**Given task**
Reproduce verbatim the part of the material that begins with the line containing "169, 321, 234]" and ends with the line containing "433, 555, 740]", both lines included.

**Information supplied**
========
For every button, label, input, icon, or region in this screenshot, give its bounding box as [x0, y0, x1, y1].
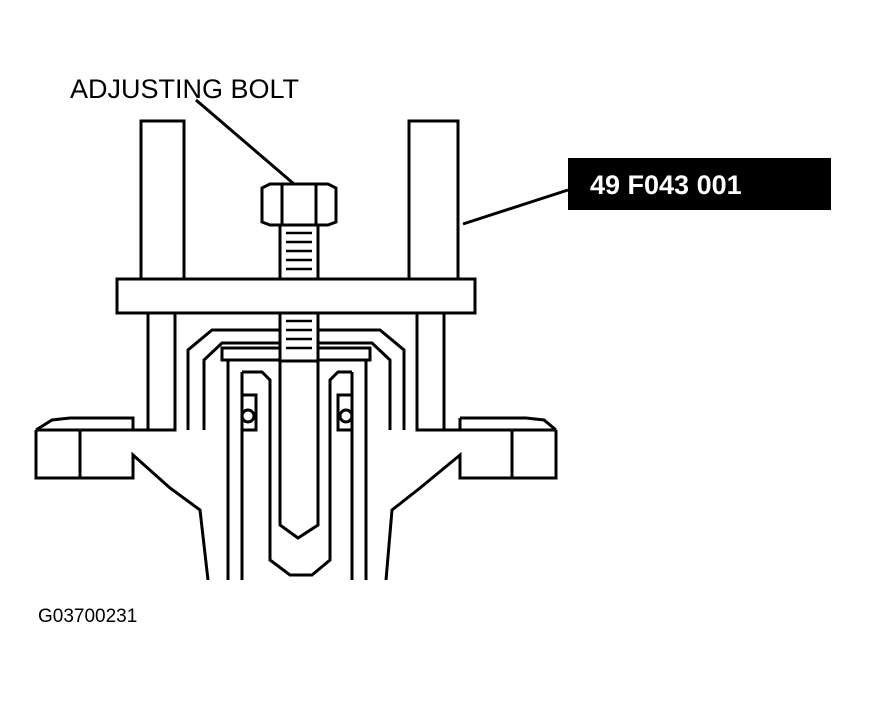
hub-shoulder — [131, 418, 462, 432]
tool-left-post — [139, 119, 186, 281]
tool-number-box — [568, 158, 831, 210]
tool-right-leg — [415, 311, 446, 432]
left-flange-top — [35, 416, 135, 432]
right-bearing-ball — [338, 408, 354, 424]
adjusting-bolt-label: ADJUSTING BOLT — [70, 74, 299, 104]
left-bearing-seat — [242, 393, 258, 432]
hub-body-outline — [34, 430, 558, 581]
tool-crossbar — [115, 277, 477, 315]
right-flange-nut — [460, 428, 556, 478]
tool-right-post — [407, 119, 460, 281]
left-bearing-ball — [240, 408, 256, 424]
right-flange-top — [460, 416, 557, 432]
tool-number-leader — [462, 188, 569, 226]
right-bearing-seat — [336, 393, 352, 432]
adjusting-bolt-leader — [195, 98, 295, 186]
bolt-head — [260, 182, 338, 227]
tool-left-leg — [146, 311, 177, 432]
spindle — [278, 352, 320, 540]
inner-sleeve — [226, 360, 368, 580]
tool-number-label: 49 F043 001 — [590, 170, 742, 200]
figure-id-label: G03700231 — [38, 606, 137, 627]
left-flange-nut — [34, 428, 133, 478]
========
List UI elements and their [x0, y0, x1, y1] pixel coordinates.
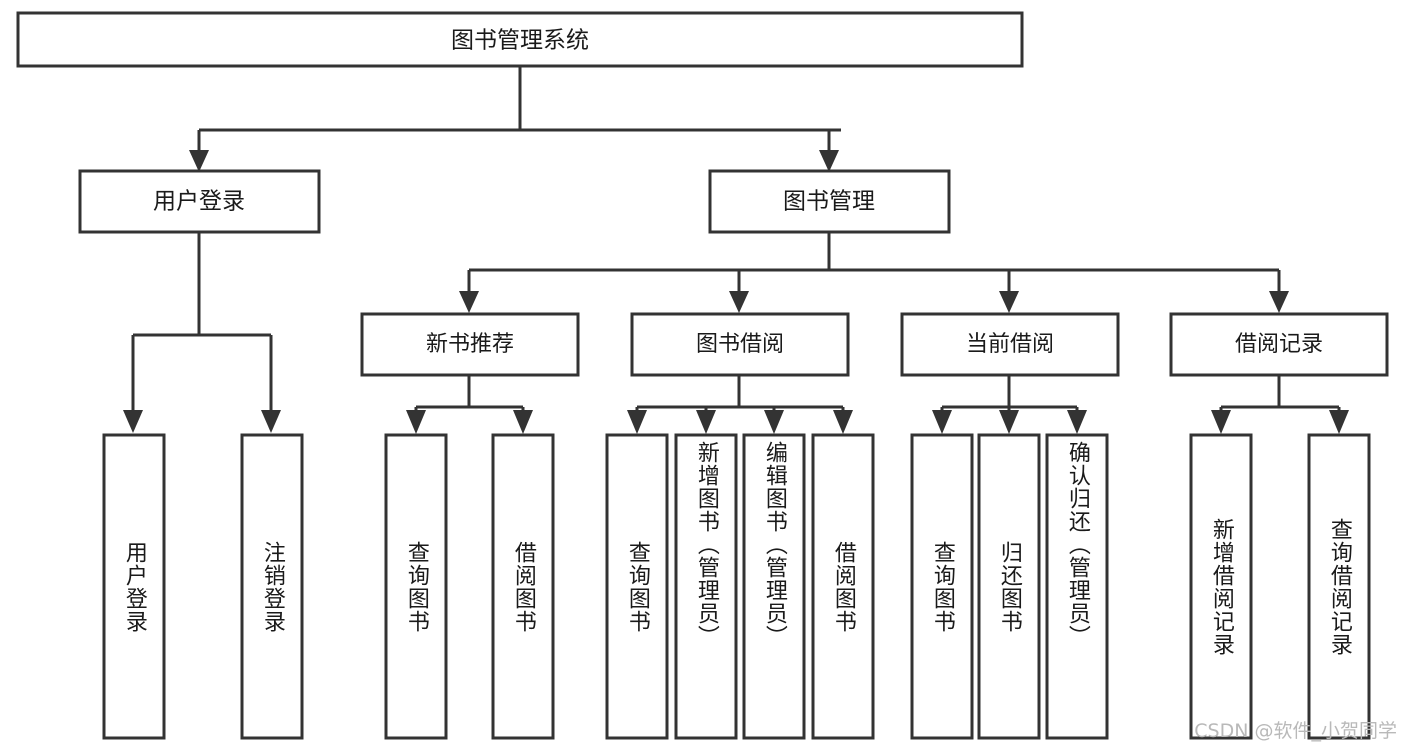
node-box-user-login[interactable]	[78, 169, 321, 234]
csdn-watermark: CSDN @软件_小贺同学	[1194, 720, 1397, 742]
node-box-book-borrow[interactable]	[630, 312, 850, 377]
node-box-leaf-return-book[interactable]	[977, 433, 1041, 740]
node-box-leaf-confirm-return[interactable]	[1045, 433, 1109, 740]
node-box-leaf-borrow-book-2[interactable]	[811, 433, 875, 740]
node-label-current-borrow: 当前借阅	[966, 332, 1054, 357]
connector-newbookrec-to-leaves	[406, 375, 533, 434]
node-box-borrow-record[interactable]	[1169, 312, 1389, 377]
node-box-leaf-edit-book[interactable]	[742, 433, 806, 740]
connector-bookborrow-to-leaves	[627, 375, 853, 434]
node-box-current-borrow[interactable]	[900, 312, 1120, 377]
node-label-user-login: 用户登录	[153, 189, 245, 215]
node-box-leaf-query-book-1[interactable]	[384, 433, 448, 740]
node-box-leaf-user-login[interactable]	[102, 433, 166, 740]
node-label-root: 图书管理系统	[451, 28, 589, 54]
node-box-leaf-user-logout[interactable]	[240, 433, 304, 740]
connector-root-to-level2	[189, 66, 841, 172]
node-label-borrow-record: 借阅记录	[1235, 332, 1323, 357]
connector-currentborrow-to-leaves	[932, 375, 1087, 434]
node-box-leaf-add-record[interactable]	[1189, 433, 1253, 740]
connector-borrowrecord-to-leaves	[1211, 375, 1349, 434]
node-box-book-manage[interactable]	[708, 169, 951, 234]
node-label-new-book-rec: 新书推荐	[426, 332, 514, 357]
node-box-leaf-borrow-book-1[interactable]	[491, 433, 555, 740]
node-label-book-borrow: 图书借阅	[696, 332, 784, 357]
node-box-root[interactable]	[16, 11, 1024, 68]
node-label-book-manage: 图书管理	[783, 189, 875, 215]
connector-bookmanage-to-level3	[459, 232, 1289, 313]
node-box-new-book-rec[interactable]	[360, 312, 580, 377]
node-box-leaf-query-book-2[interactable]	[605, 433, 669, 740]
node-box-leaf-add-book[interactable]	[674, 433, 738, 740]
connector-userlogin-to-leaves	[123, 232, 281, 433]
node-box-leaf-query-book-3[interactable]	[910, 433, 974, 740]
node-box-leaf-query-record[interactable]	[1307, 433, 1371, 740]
========
**Task solution**
node-box-user-login[interactable]	[78, 169, 321, 234]
csdn-watermark: CSDN @软件_小贺同学	[1194, 720, 1397, 742]
node-box-book-borrow[interactable]	[630, 312, 850, 377]
node-box-leaf-return-book[interactable]	[977, 433, 1041, 740]
node-box-leaf-confirm-return[interactable]	[1045, 433, 1109, 740]
node-box-leaf-borrow-book-2[interactable]	[811, 433, 875, 740]
node-label-current-borrow: 当前借阅	[966, 332, 1054, 357]
connector-newbookrec-to-leaves	[406, 375, 533, 434]
node-box-borrow-record[interactable]	[1169, 312, 1389, 377]
node-box-leaf-edit-book[interactable]	[742, 433, 806, 740]
connector-bookborrow-to-leaves	[627, 375, 853, 434]
node-box-current-borrow[interactable]	[900, 312, 1120, 377]
node-label-user-login: 用户登录	[153, 189, 245, 215]
node-box-leaf-query-book-1[interactable]	[384, 433, 448, 740]
node-box-leaf-user-login[interactable]	[102, 433, 166, 740]
node-label-root: 图书管理系统	[451, 28, 589, 54]
node-box-leaf-user-logout[interactable]	[240, 433, 304, 740]
connector-root-to-level2	[189, 66, 841, 172]
node-label-borrow-record: 借阅记录	[1235, 332, 1323, 357]
connector-currentborrow-to-leaves	[932, 375, 1087, 434]
node-box-leaf-add-record[interactable]	[1189, 433, 1253, 740]
connector-borrowrecord-to-leaves	[1211, 375, 1349, 434]
node-box-book-manage[interactable]	[708, 169, 951, 234]
node-label-new-book-rec: 新书推荐	[426, 332, 514, 357]
node-box-leaf-borrow-book-1[interactable]	[491, 433, 555, 740]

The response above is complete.